**EXERCISE INSTRUCTIONS**
Repeat the entire listing exactly as written.

**SOURCE RECORDS**
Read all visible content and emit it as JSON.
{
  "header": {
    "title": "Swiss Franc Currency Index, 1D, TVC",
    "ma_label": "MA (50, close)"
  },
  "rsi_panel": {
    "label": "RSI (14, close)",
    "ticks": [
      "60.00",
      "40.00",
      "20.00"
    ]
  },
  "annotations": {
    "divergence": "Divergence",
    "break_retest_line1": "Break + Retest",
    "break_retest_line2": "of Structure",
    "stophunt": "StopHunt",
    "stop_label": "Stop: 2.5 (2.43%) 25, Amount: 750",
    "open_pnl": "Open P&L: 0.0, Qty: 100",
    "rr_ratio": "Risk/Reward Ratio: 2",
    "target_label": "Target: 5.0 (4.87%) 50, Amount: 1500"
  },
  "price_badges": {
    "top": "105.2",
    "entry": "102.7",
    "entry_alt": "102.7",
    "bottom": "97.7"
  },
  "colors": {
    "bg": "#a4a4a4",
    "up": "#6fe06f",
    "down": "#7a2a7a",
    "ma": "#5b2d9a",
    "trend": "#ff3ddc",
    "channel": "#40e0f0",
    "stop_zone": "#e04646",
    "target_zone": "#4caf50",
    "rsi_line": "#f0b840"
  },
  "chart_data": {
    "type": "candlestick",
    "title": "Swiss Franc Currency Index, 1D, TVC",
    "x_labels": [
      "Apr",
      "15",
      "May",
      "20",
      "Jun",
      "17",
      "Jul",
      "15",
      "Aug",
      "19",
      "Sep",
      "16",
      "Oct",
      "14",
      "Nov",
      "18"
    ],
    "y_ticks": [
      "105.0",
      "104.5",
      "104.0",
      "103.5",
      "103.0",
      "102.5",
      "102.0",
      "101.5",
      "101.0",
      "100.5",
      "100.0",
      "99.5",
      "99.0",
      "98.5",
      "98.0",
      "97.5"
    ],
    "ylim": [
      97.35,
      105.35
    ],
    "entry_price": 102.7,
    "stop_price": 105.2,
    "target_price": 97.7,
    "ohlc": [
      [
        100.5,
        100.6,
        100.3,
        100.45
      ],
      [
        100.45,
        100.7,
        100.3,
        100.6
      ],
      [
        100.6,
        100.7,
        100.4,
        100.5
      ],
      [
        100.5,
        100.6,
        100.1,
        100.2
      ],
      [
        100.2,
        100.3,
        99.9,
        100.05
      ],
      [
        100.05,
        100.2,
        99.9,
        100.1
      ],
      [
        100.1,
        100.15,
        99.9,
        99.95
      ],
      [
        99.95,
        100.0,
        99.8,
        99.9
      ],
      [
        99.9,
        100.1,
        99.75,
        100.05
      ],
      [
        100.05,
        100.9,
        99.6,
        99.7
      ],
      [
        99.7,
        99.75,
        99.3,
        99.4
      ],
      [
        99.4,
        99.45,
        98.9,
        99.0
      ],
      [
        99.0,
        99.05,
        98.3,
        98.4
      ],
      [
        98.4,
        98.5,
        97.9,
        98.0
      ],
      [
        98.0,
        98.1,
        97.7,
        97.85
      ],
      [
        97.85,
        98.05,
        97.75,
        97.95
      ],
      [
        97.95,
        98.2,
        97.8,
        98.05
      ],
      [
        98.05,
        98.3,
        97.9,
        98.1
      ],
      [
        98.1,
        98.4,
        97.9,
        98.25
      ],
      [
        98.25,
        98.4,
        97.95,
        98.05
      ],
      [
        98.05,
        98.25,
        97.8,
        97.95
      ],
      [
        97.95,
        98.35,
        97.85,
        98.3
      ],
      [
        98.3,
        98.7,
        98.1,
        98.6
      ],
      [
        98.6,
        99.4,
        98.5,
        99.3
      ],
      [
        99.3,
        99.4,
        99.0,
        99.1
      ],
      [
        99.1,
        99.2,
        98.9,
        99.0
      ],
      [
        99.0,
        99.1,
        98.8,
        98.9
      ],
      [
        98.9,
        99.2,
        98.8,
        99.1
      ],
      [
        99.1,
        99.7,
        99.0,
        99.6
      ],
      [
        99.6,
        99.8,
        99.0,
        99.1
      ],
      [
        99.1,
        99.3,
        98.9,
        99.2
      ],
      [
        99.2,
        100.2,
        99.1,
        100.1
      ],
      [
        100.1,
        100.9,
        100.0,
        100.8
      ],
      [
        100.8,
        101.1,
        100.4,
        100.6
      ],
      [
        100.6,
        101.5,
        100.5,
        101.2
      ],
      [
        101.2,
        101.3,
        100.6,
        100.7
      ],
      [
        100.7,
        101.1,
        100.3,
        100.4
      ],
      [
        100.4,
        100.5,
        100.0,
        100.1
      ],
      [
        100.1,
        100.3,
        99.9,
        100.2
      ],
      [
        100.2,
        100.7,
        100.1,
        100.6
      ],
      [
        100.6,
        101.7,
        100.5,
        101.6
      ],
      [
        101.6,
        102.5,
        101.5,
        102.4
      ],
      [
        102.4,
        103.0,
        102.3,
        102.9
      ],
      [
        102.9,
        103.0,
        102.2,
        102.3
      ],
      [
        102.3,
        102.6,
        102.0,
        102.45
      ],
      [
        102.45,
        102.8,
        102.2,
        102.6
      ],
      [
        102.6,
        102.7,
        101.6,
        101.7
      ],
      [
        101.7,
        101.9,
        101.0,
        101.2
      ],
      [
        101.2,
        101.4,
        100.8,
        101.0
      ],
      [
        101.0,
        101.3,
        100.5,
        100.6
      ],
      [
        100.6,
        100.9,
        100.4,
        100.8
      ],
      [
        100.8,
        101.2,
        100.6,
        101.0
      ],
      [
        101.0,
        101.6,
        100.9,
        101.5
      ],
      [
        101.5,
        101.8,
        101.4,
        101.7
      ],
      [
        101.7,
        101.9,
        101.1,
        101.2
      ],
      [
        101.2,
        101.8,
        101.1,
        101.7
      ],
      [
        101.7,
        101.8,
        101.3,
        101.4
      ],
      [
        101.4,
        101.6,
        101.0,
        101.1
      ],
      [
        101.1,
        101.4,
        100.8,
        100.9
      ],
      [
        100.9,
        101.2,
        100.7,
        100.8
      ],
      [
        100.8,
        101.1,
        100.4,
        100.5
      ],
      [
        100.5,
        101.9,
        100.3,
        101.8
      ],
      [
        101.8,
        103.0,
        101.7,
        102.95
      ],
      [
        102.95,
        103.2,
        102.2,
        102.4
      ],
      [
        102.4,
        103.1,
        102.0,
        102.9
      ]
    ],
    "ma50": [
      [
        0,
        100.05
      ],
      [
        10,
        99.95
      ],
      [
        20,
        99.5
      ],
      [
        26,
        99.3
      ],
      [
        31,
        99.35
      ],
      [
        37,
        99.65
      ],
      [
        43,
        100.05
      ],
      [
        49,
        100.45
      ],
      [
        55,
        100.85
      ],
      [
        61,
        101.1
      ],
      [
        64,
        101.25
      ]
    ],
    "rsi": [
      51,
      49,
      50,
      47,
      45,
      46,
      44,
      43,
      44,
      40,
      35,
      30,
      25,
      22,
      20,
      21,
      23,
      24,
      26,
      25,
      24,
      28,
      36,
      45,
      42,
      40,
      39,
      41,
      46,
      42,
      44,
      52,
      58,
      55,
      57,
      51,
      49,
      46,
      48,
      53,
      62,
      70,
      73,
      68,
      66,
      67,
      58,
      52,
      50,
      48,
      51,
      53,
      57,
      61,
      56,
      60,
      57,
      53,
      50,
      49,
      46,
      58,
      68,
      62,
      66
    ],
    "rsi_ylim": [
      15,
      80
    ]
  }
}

**FINISHED EXERCISE**
Read all visible content and emit it as JSON.
{
  "header": {
    "title": "Swiss Franc Currency Index, 1D, TVC",
    "ma_label": "MA (50, close)"
  },
  "rsi_panel": {
    "label": "RSI (14, close)",
    "ticks": [
      "60.00",
      "40.00",
      "20.00"
    ]
  },
  "annotations": {
    "divergence": "Divergence",
    "break_retest_line1": "Break + Retest",
    "break_retest_line2": "of Structure",
    "stophunt": "StopHunt",
    "stop_label": "Stop: 2.5 (2.43%) 25, Amount: 750",
    "open_pnl": "Open P&L: 0.0, Qty: 100",
    "rr_ratio": "Risk/Reward Ratio: 2",
    "target_label": "Target: 5.0 (4.87%) 50, Amount: 1500"
  },
  "price_badges": {
    "top": "105.2",
    "entry": "102.7",
    "entry_alt": "102.7",
    "bottom": "97.7"
  },
  "colors": {
    "bg": "#a4a4a4",
    "up": "#6fe06f",
    "down": "#7a2a7a",
    "ma": "#5b2d9a",
    "trend": "#ff3ddc",
    "channel": "#40e0f0",
    "stop_zone": "#e04646",
    "target_zone": "#4caf50",
    "rsi_line": "#f0b840"
  },
  "chart_data": {
    "type": "candlestick",
    "title": "Swiss Franc Currency Index, 1D, TVC",
    "x_labels": [
      "Apr",
      "15",
      "May",
      "20",
      "Jun",
      "17",
      "Jul",
      "15",
      "Aug",
      "19",
      "Sep",
      "16",
      "Oct",
      "14",
      "Nov",
      "18"
    ],
    "y_ticks": [
      "105.0",
      "104.5",
      "104.0",
      "103.5",
      "103.0",
      "102.5",
      "102.0",
      "101.5",
      "101.0",
      "100.5",
      "100.0",
      "99.5",
      "99.0",
      "98.5",
      "98.0",
      "97.5"
    ],
    "ylim": [
      97.35,
      105.35
    ],
    "entry_price": 102.7,
    "stop_price": 105.2,
    "target_price": 97.7,
    "ohlc": [
      [
        100.5,
        100.6,
        100.3,
        100.45
      ],
      [
        100.45,
        100.7,
        100.3,
        100.6
      ],
      [
        100.6,
        100.7,
        100.4,
        100.5
      ],
      [
        100.5,
        100.6,
        100.1,
        100.2
      ],
      [
        100.2,
        100.3,
        99.9,
        100.05
      ],
      [
        100.05,
        100.2,
        99.9,
        100.1
      ],
      [
        100.1,
        100.15,
        99.9,
        99.95
      ],
      [
        99.95,
        100.0,
        99.8,
        99.9
      ],
      [
        99.9,
        100.1,
        99.75,
        100.05
      ],
      [
        100.05,
        100.9,
        99.6,
        99.7
      ],
      [
        99.7,
        99.75,
        99.3,
        99.4
      ],
      [
        99.4,
        99.45,
        98.9,
        99.0
      ],
      [
        99.0,
        99.05,
        98.3,
        98.4
      ],
      [
        98.4,
        98.5,
        97.9,
        98.0
      ],
      [
        98.0,
        98.1,
        97.7,
        97.85
      ],
      [
        97.85,
        98.05,
        97.75,
        97.95
      ],
      [
        97.95,
        98.2,
        97.8,
        98.05
      ],
      [
        98.05,
        98.3,
        97.9,
        98.1
      ],
      [
        98.1,
        98.4,
        97.9,
        98.25
      ],
      [
        98.25,
        98.4,
        97.95,
        98.05
      ],
      [
        98.05,
        98.25,
        97.8,
        97.95
      ],
      [
        97.95,
        98.35,
        97.85,
        98.3
      ],
      [
        98.3,
        98.7,
        98.1,
        98.6
      ],
      [
        98.6,
        99.4,
        98.5,
        99.3
      ],
      [
        99.3,
        99.4,
        99.0,
        99.1
      ],
      [
        99.1,
        99.2,
        98.9,
        99.0
      ],
      [
        99.0,
        99.1,
        98.8,
        98.9
      ],
      [
        98.9,
        99.2,
        98.8,
        99.1
      ],
      [
        99.1,
        99.7,
        99.0,
        99.6
      ],
      [
        99.6,
        99.8,
        99.0,
        99.1
      ],
      [
        99.1,
        99.3,
        98.9,
        99.2
      ],
      [
        99.2,
        100.2,
        99.1,
        100.1
      ],
      [
        100.1,
        100.9,
        100.0,
        100.8
      ],
      [
        100.8,
        101.1,
        100.4,
        100.6
      ],
      [
        100.6,
        101.5,
        100.5,
        101.2
      ],
      [
        101.2,
        101.3,
        100.6,
        100.7
      ],
      [
        100.7,
        101.1,
        100.3,
        100.4
      ],
      [
        100.4,
        100.5,
        100.0,
        100.1
      ],
      [
        100.1,
        100.3,
        99.9,
        100.2
      ],
      [
        100.2,
        100.7,
        100.1,
        100.6
      ],
      [
        100.6,
        101.7,
        100.5,
        101.6
      ],
      [
        101.6,
        102.5,
        101.5,
        102.4
      ],
      [
        102.4,
        103.0,
        102.3,
        102.9
      ],
      [
        102.9,
        103.0,
        102.2,
        102.3
      ],
      [
        102.3,
        102.6,
        102.0,
        102.45
      ],
      [
        102.45,
        102.8,
        102.2,
        102.6
      ],
      [
        102.6,
        102.7,
        101.6,
        101.7
      ],
      [
        101.7,
        101.9,
        101.0,
        101.2
      ],
      [
        101.2,
        101.4,
        100.8,
        101.0
      ],
      [
        101.0,
        101.3,
        100.5,
        100.6
      ],
      [
        100.6,
        100.9,
        100.4,
        100.8
      ],
      [
        100.8,
        101.2,
        100.6,
        101.0
      ],
      [
        101.0,
        101.6,
        100.9,
        101.5
      ],
      [
        101.5,
        101.8,
        101.4,
        101.7
      ],
      [
        101.7,
        101.9,
        101.1,
        101.2
      ],
      [
        101.2,
        101.8,
        101.1,
        101.7
      ],
      [
        101.7,
        101.8,
        101.3,
        101.4
      ],
      [
        101.4,
        101.6,
        101.0,
        101.1
      ],
      [
        101.1,
        101.4,
        100.8,
        100.9
      ],
      [
        100.9,
        101.2,
        100.7,
        100.8
      ],
      [
        100.8,
        101.1,
        100.4,
        100.5
      ],
      [
        100.5,
        101.9,
        100.3,
        101.8
      ],
      [
        101.8,
        103.0,
        101.7,
        102.95
      ],
      [
        102.95,
        103.2,
        102.2,
        102.4
      ],
      [
        102.4,
        103.1,
        102.0,
        102.9
      ]
    ],
    "ma50": [
      [
        0,
        100.05
      ],
      [
        10,
        99.95
      ],
      [
        20,
        99.5
      ],
      [
        26,
        99.3
      ],
      [
        31,
        99.35
      ],
      [
        37,
        99.65
      ],
      [
        43,
        100.05
      ],
      [
        49,
        100.45
      ],
      [
        55,
        100.85
      ],
      [
        61,
        101.1
      ],
      [
        64,
        101.25
      ]
    ],
    "rsi": [
      51,
      49,
      50,
      47,
      45,
      46,
      44,
      43,
      44,
      40,
      35,
      30,
      25,
      22,
      20,
      21,
      23,
      24,
      26,
      25,
      24,
      28,
      36,
      45,
      42,
      40,
      39,
      41,
      46,
      42,
      44,
      52,
      58,
      55,
      57,
      51,
      49,
      46,
      48,
      53,
      62,
      70,
      73,
      68,
      66,
      67,
      58,
      52,
      50,
      48,
      51,
      53,
      57,
      61,
      56,
      60,
      57,
      53,
      50,
      49,
      46,
      58,
      68,
      62,
      66
    ],
    "rsi_ylim": [
      15,
      80
    ]
  }
}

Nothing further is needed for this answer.